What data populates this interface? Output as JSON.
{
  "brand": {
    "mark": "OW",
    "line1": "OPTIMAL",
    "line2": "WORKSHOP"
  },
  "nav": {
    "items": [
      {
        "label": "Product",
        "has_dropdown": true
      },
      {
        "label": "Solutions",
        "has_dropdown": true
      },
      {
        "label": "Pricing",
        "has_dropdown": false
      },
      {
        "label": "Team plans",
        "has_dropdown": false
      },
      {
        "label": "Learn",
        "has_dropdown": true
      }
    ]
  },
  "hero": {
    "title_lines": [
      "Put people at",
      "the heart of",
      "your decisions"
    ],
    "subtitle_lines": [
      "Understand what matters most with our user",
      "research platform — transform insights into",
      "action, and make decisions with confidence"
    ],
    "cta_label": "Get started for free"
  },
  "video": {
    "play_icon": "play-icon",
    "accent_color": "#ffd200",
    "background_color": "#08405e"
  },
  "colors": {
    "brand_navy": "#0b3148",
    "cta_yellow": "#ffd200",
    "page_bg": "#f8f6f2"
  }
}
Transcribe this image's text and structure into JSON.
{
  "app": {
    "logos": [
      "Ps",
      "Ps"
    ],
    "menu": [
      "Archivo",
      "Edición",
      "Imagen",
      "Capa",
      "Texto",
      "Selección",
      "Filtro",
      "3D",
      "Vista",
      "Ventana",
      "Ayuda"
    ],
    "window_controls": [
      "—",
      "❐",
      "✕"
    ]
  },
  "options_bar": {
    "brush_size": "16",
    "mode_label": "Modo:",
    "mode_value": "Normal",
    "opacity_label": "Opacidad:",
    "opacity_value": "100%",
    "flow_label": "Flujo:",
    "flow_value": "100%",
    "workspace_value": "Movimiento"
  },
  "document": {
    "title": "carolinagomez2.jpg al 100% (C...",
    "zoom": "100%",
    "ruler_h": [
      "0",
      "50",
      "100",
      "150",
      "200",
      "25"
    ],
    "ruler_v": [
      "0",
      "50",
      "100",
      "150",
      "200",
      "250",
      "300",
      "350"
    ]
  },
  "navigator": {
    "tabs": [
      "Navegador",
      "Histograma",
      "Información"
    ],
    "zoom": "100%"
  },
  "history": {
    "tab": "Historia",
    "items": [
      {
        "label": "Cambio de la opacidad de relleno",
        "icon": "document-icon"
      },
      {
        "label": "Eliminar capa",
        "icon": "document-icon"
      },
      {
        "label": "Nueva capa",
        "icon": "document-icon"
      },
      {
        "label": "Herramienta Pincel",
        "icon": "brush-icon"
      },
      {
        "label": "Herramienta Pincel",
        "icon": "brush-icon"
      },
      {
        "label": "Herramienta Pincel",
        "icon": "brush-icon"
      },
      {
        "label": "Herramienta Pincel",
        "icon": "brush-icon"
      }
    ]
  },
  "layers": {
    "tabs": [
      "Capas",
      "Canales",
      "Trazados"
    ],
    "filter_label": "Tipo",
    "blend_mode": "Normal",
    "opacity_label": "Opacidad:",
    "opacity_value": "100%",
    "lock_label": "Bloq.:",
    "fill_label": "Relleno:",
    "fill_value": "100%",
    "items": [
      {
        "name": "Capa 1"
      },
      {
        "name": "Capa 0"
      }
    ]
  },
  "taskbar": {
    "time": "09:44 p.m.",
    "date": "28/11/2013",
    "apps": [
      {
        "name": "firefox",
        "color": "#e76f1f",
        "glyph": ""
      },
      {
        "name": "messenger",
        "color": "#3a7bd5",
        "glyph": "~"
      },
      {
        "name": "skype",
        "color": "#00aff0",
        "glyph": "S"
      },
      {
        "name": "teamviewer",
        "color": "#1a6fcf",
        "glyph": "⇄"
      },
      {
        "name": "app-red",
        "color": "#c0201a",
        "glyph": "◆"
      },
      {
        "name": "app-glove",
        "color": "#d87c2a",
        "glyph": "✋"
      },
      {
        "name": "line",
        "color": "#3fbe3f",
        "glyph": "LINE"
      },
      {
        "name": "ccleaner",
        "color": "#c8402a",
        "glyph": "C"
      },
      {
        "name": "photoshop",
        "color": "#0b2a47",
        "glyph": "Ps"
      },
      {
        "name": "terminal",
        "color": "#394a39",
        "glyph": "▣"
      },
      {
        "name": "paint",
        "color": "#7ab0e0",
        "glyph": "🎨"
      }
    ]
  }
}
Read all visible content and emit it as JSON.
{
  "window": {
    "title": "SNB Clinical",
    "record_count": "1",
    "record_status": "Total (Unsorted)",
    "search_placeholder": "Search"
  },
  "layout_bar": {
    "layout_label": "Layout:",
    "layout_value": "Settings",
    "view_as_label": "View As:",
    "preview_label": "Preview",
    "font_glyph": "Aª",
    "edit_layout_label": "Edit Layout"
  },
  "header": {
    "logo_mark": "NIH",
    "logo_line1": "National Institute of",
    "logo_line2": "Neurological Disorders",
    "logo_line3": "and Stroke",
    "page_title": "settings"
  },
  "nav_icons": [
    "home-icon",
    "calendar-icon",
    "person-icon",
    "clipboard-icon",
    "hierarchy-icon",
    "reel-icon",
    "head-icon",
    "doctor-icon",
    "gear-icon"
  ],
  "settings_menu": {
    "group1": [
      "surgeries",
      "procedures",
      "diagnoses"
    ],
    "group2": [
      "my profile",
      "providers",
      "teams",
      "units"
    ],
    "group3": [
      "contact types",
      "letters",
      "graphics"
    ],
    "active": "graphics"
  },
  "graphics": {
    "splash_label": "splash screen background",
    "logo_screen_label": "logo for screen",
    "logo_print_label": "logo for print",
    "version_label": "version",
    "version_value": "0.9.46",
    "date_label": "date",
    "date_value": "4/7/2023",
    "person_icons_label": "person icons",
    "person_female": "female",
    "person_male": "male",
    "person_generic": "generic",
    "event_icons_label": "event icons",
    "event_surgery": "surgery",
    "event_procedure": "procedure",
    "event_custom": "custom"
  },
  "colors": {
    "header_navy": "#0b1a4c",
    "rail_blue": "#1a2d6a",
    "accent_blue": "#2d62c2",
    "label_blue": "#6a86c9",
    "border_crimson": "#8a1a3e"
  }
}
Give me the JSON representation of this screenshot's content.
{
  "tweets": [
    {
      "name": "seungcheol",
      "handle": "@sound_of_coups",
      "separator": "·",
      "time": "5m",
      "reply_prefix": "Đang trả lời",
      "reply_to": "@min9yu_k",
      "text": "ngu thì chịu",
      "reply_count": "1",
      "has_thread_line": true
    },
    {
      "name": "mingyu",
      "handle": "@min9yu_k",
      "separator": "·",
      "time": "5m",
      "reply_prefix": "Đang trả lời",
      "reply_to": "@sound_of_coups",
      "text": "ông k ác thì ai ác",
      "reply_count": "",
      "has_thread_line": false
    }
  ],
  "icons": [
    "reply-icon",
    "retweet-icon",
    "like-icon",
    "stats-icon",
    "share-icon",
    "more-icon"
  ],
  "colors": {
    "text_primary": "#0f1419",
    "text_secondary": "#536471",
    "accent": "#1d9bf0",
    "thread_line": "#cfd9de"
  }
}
+--
→ **EXERCISE GOAL**
Print the whole listing exactly as it is.

→ **TASK OUTPUT**
What data populates this interface? Output as JSON.
{
  "brand": {
    "mark": "OW",
    "line1": "OPTIMAL",
    "line2": "WORKSHOP"
  },
  "nav": {
    "items": [
      {
        "label": "Product",
        "has_dropdown": true
      },
      {
        "label": "Solutions",
        "has_dropdown": true
      },
      {
        "label": "Pricing",
        "has_dropdown": false
      },
      {
        "label": "Team plans",
        "has_dropdown": false
      },
      {
        "label": "Learn",
        "has_dropdown": true
      }
    ]
  },
  "hero": {
    "title_lines": [
      "Put people at",
      "the heart of",
      "your decisions"
    ],
    "subtitle_lines": [
      "Understand what matters most with our user",
      "research platform — transform insights into",
      "action, and make decisions with confidence"
    ],
    "cta_label": "Get started for free"
  },
  "video": {
    "play_icon": "play-icon",
    "accent_color": "#ffd200",
    "background_color": "#08405e"
  },
  "colors": {
    "brand_navy": "#0b3148",
    "cta_yellow": "#ffd200",
    "page_bg": "#f8f6f2"
  }
}
Transcribe this image's text and structure into JSON.
{
  "app": {
    "logos": [
      "Ps",
      "Ps"
    ],
    "menu": [
      "Archivo",
      "Edición",
      "Imagen",
      "Capa",
      "Texto",
      "Selección",
      "Filtro",
      "3D",
      "Vista",
      "Ventana",
      "Ayuda"
    ],
    "window_controls": [
      "—",
      "❐",
      "✕"
    ]
  },
  "options_bar": {
    "brush_size": "16",
    "mode_label": "Modo:",
    "mode_value": "Normal",
    "opacity_label": "Opacidad:",
    "opacity_value": "100%",
    "flow_label": "Flujo:",
    "flow_value": "100%",
    "workspace_value": "Movimiento"
  },
  "document": {
    "title": "carolinagomez2.jpg al 100% (C...",
    "zoom": "100%",
    "ruler_h": [
      "0",
      "50",
      "100",
      "150",
      "200",
      "25"
    ],
    "ruler_v": [
      "0",
      "50",
      "100",
      "150",
      "200",
      "250",
      "300",
      "350"
    ]
  },
  "navigator": {
    "tabs": [
      "Navegador",
      "Histograma",
      "Información"
    ],
    "zoom": "100%"
  },
  "history": {
    "tab": "Historia",
    "items": [
      {
        "label": "Cambio de la opacidad de relleno",
        "icon": "document-icon"
      },
      {
        "label": "Eliminar capa",
        "icon": "document-icon"
      },
      {
        "label": "Nueva capa",
        "icon": "document-icon"
      },
      {
        "label": "Herramienta Pincel",
        "icon": "brush-icon"
      },
      {
        "label": "Herramienta Pincel",
        "icon": "brush-icon"
      },
      {
        "label": "Herramienta Pincel",
        "icon": "brush-icon"
      },
      {
        "label": "Herramienta Pincel",
        "icon": "brush-icon"
      }
    ]
  },
  "layers": {
    "tabs": [
      "Capas",
      "Canales",
      "Trazados"
    ],
    "filter_label": "Tipo",
    "blend_mode": "Normal",
    "opacity_label": "Opacidad:",
    "opacity_value": "100%",
    "lock_label": "Bloq.:",
    "fill_label": "Relleno:",
    "fill_value": "100%",
    "items": [
      {
        "name": "Capa 1"
      },
      {
        "name": "Capa 0"
      }
    ]
  },
  "taskbar": {
    "time": "09:44 p.m.",
    "date": "28/11/2013",
    "apps": [
      {
        "name": "firefox",
        "color": "#e76f1f",
        "glyph": ""
      },
      {
        "name": "messenger",
        "color": "#3a7bd5",
        "glyph": "~"
      },
      {
        "name": "skype",
        "color": "#00aff0",
        "glyph": "S"
      },
      {
        "name": "teamviewer",
        "color": "#1a6fcf",
        "glyph": "⇄"
      },
      {
        "name": "app-red",
        "color": "#c0201a",
        "glyph": "◆"
      },
      {
        "name": "app-glove",
        "color": "#d87c2a",
        "glyph": "✋"
      },
      {
        "name": "line",
        "color": "#3fbe3f",
        "glyph": "LINE"
      },
      {
        "name": "ccleaner",
        "color": "#c8402a",
        "glyph": "C"
      },
      {
        "name": "photoshop",
        "color": "#0b2a47",
        "glyph": "Ps"
      },
      {
        "name": "terminal",
        "color": "#394a39",
        "glyph": "▣"
      },
      {
        "name": "paint",
        "color": "#7ab0e0",
        "glyph": "🎨"
      }
    ]
  }
}
Read all visible content and emit it as JSON.
{
  "window": {
    "title": "SNB Clinical",
    "record_count": "1",
    "record_status": "Total (Unsorted)",
    "search_placeholder": "Search"
  },
  "layout_bar": {
    "layout_label": "Layout:",
    "layout_value": "Settings",
    "view_as_label": "View As:",
    "preview_label": "Preview",
    "font_glyph": "Aª",
    "edit_layout_label": "Edit Layout"
  },
  "header": {
    "logo_mark": "NIH",
    "logo_line1": "National Institute of",
    "logo_line2": "Neurological Disorders",
    "logo_line3": "and Stroke",
    "page_title": "settings"
  },
  "nav_icons": [
    "home-icon",
    "calendar-icon",
    "person-icon",
    "clipboard-icon",
    "hierarchy-icon",
    "reel-icon",
    "head-icon",
    "doctor-icon",
    "gear-icon"
  ],
  "settings_menu": {
    "group1": [
      "surgeries",
      "procedures",
      "diagnoses"
    ],
    "group2": [
      "my profile",
      "providers",
      "teams",
      "units"
    ],
    "group3": [
      "contact types",
      "letters",
      "graphics"
    ],
    "active": "graphics"
  },
  "graphics": {
    "splash_label": "splash screen background",
    "logo_screen_label": "logo for screen",
    "logo_print_label": "logo for print",
    "version_label": "version",
    "version_value": "0.9.46",
    "date_label": "date",
    "date_value": "4/7/2023",
    "person_icons_label": "person icons",
    "person_female": "female",
    "person_male": "male",
    "person_generic": "generic",
    "event_icons_label": "event icons",
    "event_surgery": "surgery",
    "event_procedure": "procedure",
    "event_custom": "custom"
  },
  "colors": {
    "header_navy": "#0b1a4c",
    "rail_blue": "#1a2d6a",
    "accent_blue": "#2d62c2",
    "label_blue": "#6a86c9",
    "border_crimson": "#8a1a3e"
  }
}
Give me the JSON representation of this screenshot's content.
{
  "tweets": [
    {
      "name": "seungcheol",
      "handle": "@sound_of_coups",
      "separator": "·",
      "time": "5m",
      "reply_prefix": "Đang trả lời",
      "reply_to": "@min9yu_k",
      "text": "ngu thì chịu",
      "reply_count": "1",
      "has_thread_line": true
    },
    {
      "name": "mingyu",
      "handle": "@min9yu_k",
      "separator": "·",
      "time": "5m",
      "reply_prefix": "Đang trả lời",
      "reply_to": "@sound_of_coups",
      "text": "ông k ác thì ai ác",
      "reply_count": "",
      "has_thread_line": false
    }
  ],
  "icons": [
    "reply-icon",
    "retweet-icon",
    "like-icon",
    "stats-icon",
    "share-icon",
    "more-icon"
  ],
  "colors": {
    "text_primary": "#0f1419",
    "text_secondary": "#536471",
    "accent": "#1d9bf0",
    "thread_line": "#cfd9de"
  }
}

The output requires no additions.